# WHAT TO PRODUCE:
From the records below, extract all the text exactly and leave the images behind.

-- START MATERIAL TO PROCESS --

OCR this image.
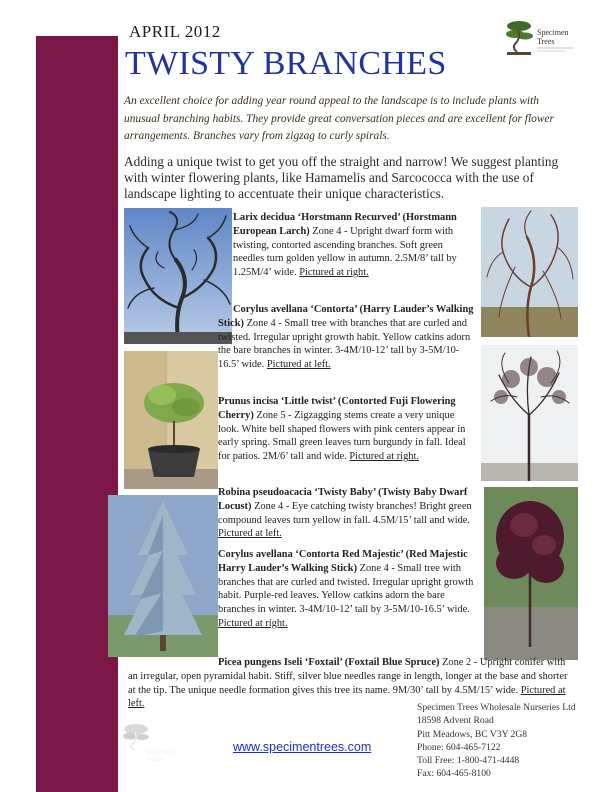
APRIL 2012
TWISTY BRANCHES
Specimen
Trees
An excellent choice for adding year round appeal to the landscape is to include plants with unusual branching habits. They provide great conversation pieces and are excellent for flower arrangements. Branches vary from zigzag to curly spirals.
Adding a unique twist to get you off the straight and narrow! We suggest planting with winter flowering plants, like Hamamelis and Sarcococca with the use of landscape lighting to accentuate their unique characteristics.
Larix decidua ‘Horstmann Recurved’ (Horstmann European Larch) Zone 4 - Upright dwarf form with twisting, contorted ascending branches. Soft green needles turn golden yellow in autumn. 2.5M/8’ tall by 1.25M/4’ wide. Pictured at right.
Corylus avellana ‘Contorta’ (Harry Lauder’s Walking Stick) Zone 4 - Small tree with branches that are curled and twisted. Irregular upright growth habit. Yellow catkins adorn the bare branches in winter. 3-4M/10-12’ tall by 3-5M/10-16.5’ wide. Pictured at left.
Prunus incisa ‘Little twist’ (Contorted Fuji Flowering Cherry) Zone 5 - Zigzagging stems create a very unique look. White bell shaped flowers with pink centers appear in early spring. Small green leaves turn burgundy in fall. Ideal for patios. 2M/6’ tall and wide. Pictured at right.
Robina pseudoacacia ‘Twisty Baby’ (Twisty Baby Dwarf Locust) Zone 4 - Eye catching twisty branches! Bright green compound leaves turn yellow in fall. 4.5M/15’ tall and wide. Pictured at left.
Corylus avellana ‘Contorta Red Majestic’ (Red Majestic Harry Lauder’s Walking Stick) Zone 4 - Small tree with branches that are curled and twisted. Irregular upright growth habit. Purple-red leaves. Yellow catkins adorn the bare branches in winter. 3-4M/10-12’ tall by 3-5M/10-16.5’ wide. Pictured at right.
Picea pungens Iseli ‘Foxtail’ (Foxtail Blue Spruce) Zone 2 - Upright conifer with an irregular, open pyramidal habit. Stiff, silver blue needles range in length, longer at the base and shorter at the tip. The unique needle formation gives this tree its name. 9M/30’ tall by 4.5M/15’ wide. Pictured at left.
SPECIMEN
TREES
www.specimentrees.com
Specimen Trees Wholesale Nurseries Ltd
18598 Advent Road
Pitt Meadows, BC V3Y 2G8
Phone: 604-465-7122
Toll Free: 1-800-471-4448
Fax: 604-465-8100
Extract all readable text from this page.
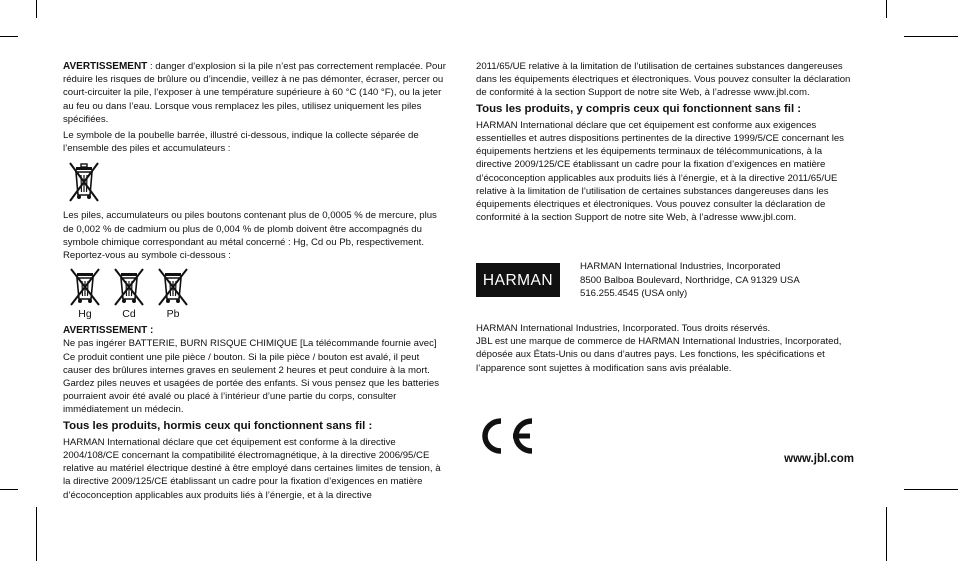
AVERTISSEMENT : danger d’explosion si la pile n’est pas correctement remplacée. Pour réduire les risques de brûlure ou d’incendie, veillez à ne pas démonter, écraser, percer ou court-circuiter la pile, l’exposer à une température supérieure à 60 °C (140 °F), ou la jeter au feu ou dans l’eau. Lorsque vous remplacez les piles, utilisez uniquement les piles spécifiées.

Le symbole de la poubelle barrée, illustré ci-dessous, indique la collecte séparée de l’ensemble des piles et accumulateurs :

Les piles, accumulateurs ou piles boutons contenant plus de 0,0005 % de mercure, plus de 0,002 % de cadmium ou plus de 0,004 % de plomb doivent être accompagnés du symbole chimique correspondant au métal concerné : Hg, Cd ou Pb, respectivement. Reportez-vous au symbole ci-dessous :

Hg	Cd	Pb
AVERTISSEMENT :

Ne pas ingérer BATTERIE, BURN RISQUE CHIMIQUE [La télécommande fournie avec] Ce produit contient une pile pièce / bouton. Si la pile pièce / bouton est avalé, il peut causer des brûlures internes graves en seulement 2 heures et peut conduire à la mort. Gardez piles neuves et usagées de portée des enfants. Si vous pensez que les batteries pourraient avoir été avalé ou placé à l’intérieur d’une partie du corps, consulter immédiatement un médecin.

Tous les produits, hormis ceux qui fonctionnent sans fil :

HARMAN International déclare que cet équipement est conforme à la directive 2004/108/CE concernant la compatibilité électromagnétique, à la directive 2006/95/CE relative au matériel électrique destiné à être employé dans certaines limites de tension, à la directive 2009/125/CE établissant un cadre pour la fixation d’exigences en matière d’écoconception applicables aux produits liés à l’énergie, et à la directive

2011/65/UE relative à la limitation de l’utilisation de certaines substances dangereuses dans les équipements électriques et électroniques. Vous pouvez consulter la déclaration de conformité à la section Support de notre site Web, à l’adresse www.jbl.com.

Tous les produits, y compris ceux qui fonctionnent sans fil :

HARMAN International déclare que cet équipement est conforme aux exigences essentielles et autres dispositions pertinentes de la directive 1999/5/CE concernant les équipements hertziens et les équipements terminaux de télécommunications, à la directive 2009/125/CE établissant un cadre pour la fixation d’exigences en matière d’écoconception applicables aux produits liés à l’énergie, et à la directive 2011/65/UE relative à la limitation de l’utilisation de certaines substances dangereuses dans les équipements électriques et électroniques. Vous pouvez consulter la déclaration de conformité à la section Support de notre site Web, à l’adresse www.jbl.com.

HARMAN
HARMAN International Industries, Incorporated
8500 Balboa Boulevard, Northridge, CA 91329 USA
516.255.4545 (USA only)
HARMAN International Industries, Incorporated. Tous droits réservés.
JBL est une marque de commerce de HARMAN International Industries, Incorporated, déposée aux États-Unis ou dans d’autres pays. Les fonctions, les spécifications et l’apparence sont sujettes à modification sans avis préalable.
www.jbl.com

-- END MATERIAL TO PROCESS --

# OUTPUT OF THE TASK:
OCR this image.
APRIL 2012
TWISTY BRANCHES
Specimen
Trees
An excellent choice for adding year round appeal to the landscape is to include plants with unusual branching habits. They provide great conversation pieces and are excellent for flower arrangements. Branches vary from zigzag to curly spirals.
Adding a unique twist to get you off the straight and narrow! We suggest planting with winter flowering plants, like Hamamelis and Sarcococca with the use of landscape lighting to accentuate their unique characteristics.
Larix decidua ‘Horstmann Recurved’ (Horstmann European Larch) Zone 4 - Upright dwarf form with twisting, contorted ascending branches. Soft green needles turn golden yellow in autumn. 2.5M/8’ tall by 1.25M/4’ wide. Pictured at right.
Corylus avellana ‘Contorta’ (Harry Lauder’s Walking Stick) Zone 4 - Small tree with branches that are curled and twisted. Irregular upright growth habit. Yellow catkins adorn the bare branches in winter. 3-4M/10-12’ tall by 3-5M/10-16.5’ wide. Pictured at left.
Prunus incisa ‘Little twist’ (Contorted Fuji Flowering Cherry) Zone 5 - Zigzagging stems create a very unique look. White bell shaped flowers with pink centers appear in early spring. Small green leaves turn burgundy in fall. Ideal for patios. 2M/6’ tall and wide. Pictured at right.
Robina pseudoacacia ‘Twisty Baby’ (Twisty Baby Dwarf Locust) Zone 4 - Eye catching twisty branches! Bright green compound leaves turn yellow in fall. 4.5M/15’ tall and wide. Pictured at left.
Corylus avellana ‘Contorta Red Majestic’ (Red Majestic Harry Lauder’s Walking Stick) Zone 4 - Small tree with branches that are curled and twisted. Irregular upright growth habit. Purple-red leaves. Yellow catkins adorn the bare branches in winter. 3-4M/10-12’ tall by 3-5M/10-16.5’ wide. Pictured at right.
Picea pungens Iseli ‘Foxtail’ (Foxtail Blue Spruce) Zone 2 - Upright conifer with an irregular, open pyramidal habit. Stiff, silver blue needles range in length, longer at the base and shorter at the tip. The unique needle formation gives this tree its name. 9M/30’ tall by 4.5M/15’ wide. Pictured at left.
SPECIMEN
TREES
www.specimentrees.com
Specimen Trees Wholesale Nurseries Ltd
18598 Advent Road
Pitt Meadows, BC V3Y 2G8
Phone: 604-465-7122
Toll Free: 1-800-471-4448
Fax: 604-465-8100
Extract all readable text from this page.
AVERTISSEMENT : danger d’explosion si la pile n’est pas correctement remplacée. Pour réduire les risques de brûlure ou d’incendie, veillez à ne pas démonter, écraser, percer ou court-circuiter la pile, l’exposer à une température supérieure à 60 °C (140 °F), ou la jeter au feu ou dans l’eau. Lorsque vous remplacez les piles, utilisez uniquement les piles spécifiées.

Le symbole de la poubelle barrée, illustré ci-dessous, indique la collecte séparée de l’ensemble des piles et accumulateurs :

Les piles, accumulateurs ou piles boutons contenant plus de 0,0005 % de mercure, plus de 0,002 % de cadmium ou plus de 0,004 % de plomb doivent être accompagnés du symbole chimique correspondant au métal concerné : Hg, Cd ou Pb, respectivement. Reportez-vous au symbole ci-dessous :

Hg	Cd	Pb
AVERTISSEMENT :

Ne pas ingérer BATTERIE, BURN RISQUE CHIMIQUE [La télécommande fournie avec] Ce produit contient une pile pièce / bouton. Si la pile pièce / bouton est avalé, il peut causer des brûlures internes graves en seulement 2 heures et peut conduire à la mort. Gardez piles neuves et usagées de portée des enfants. Si vous pensez que les batteries pourraient avoir été avalé ou placé à l’intérieur d’une partie du corps, consulter immédiatement un médecin.

Tous les produits, hormis ceux qui fonctionnent sans fil :

HARMAN International déclare que cet équipement est conforme à la directive 2004/108/CE concernant la compatibilité électromagnétique, à la directive 2006/95/CE relative au matériel électrique destiné à être employé dans certaines limites de tension, à la directive 2009/125/CE établissant un cadre pour la fixation d’exigences en matière d’écoconception applicables aux produits liés à l’énergie, et à la directive

2011/65/UE relative à la limitation de l’utilisation de certaines substances dangereuses dans les équipements électriques et électroniques. Vous pouvez consulter la déclaration de conformité à la section Support de notre site Web, à l’adresse www.jbl.com.

Tous les produits, y compris ceux qui fonctionnent sans fil :

HARMAN International déclare que cet équipement est conforme aux exigences essentielles et autres dispositions pertinentes de la directive 1999/5/CE concernant les équipements hertziens et les équipements terminaux de télécommunications, à la directive 2009/125/CE établissant un cadre pour la fixation d’exigences en matière d’écoconception applicables aux produits liés à l’énergie, et à la directive 2011/65/UE relative à la limitation de l’utilisation de certaines substances dangereuses dans les équipements électriques et électroniques. Vous pouvez consulter la déclaration de conformité à la section Support de notre site Web, à l’adresse www.jbl.com.

HARMAN
HARMAN International Industries, Incorporated
8500 Balboa Boulevard, Northridge, CA 91329 USA
516.255.4545 (USA only)
HARMAN International Industries, Incorporated. Tous droits réservés.
JBL est une marque de commerce de HARMAN International Industries, Incorporated, déposée aux États-Unis ou dans d’autres pays. Les fonctions, les spécifications et l’apparence sont sujettes à modification sans avis préalable.
www.jbl.com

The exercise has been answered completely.